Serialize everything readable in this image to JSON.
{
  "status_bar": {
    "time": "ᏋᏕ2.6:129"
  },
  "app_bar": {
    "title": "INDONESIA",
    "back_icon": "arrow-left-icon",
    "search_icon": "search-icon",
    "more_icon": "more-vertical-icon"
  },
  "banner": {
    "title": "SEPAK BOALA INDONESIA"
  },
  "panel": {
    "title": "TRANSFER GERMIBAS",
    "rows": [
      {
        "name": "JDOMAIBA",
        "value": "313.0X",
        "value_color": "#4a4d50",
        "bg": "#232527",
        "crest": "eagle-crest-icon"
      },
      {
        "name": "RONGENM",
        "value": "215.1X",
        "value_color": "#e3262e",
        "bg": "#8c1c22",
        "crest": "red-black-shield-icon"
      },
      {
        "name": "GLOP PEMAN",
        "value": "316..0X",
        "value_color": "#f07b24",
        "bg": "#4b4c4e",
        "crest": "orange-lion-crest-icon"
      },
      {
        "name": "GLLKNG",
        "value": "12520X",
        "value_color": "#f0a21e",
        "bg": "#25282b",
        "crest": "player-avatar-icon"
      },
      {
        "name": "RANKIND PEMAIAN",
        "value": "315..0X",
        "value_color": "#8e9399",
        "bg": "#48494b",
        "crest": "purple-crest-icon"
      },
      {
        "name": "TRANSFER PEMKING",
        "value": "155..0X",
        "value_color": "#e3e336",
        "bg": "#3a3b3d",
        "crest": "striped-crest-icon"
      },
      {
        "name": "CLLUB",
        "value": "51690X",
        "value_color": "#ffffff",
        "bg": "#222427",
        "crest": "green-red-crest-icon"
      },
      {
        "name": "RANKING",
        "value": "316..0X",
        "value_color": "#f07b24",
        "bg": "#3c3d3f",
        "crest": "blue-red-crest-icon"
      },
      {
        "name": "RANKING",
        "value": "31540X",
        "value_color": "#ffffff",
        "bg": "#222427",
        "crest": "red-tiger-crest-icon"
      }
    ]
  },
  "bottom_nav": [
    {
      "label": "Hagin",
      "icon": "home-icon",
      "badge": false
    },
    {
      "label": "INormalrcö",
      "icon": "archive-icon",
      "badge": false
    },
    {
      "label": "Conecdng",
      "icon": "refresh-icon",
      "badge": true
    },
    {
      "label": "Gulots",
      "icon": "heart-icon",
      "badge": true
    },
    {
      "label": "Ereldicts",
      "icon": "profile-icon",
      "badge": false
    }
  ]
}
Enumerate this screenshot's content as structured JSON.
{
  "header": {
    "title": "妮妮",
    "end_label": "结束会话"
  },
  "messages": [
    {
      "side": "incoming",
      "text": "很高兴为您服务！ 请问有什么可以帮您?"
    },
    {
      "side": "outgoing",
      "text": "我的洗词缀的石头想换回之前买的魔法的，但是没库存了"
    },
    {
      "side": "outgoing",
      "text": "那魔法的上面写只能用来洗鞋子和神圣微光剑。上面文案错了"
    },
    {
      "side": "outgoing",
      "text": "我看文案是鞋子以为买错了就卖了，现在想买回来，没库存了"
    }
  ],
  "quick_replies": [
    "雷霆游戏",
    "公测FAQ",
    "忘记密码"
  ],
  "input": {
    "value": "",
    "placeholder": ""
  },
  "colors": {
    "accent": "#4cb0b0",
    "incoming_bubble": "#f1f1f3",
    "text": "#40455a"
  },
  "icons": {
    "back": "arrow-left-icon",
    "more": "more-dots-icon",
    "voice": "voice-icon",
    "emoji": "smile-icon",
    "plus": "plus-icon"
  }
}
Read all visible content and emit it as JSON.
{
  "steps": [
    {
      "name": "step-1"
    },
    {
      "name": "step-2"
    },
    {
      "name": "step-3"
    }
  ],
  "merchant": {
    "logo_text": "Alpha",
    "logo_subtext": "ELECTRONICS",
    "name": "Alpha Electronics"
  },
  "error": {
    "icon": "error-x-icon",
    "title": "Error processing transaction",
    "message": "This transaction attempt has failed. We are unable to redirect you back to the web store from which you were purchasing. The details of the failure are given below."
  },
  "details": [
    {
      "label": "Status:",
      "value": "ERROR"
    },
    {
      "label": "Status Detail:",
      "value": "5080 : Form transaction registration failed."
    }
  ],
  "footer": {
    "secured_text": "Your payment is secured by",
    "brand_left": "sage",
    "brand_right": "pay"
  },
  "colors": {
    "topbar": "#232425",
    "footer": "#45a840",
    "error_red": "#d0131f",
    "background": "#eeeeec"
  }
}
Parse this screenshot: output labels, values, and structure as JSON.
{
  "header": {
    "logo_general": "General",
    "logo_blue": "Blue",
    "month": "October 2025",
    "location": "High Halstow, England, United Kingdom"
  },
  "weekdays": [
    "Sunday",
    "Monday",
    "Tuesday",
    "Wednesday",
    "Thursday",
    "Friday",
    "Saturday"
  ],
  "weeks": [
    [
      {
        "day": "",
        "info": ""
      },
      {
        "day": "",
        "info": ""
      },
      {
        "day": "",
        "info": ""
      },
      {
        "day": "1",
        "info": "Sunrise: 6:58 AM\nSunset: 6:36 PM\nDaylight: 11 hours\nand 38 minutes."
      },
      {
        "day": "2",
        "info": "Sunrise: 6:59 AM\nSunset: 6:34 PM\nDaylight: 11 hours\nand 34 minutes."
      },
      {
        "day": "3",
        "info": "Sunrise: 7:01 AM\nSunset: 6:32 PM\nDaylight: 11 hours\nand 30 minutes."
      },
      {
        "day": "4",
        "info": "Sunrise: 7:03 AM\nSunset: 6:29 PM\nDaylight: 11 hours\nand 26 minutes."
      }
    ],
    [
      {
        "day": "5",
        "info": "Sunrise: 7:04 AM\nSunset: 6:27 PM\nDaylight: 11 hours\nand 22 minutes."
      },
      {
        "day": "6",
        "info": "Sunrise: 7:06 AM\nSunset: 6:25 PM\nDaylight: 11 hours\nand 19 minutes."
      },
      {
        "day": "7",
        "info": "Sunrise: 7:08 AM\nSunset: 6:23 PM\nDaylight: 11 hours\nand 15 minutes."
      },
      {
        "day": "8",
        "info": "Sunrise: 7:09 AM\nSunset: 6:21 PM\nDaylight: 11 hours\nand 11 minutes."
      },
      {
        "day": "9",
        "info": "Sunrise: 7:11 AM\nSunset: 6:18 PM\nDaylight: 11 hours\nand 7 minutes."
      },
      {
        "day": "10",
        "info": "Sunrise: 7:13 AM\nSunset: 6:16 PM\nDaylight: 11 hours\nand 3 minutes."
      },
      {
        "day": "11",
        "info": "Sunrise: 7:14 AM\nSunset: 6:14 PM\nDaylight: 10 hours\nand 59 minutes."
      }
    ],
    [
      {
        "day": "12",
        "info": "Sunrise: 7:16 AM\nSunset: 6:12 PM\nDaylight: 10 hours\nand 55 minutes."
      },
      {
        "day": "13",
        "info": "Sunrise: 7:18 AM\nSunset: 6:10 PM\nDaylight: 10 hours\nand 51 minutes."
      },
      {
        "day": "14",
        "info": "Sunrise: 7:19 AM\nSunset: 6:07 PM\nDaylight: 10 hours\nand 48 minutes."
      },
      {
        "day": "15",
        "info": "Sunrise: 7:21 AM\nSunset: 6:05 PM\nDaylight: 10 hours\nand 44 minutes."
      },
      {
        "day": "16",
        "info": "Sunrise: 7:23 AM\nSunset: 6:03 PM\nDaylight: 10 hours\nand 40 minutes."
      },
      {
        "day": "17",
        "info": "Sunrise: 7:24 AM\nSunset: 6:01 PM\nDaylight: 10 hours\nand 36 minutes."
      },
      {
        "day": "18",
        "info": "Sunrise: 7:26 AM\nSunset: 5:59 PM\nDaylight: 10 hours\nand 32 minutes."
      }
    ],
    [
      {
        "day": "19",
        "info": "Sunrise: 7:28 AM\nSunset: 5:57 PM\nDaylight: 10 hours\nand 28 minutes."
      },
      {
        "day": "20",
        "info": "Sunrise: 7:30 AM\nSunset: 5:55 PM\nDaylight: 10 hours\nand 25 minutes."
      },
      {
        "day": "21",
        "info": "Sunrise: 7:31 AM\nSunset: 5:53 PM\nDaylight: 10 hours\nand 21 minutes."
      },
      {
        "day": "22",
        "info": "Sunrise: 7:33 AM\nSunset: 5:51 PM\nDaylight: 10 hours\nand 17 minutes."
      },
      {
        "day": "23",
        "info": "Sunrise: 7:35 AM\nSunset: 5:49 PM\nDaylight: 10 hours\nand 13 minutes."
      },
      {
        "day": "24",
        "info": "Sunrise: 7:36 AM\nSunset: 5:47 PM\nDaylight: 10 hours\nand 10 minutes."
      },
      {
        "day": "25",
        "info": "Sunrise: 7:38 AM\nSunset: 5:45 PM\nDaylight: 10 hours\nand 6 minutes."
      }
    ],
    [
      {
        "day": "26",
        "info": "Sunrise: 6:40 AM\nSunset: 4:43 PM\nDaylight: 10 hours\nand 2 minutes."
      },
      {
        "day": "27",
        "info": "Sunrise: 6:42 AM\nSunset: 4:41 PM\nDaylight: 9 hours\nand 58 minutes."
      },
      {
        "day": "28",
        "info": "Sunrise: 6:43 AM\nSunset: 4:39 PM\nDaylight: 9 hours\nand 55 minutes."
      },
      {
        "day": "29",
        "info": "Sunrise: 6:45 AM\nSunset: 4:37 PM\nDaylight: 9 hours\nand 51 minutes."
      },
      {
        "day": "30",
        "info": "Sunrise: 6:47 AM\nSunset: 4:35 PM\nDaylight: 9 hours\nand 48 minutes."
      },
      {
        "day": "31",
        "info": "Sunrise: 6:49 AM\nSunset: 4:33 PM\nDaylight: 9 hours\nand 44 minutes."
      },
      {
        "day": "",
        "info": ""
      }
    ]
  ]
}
*****
## [What the exercise asks]
Look through the data and gather every line with the string "INDONESIA" in it.

## [Solution]
    "title": "INDONESIA",
    "title": "SEPAK BOALA INDONESIA"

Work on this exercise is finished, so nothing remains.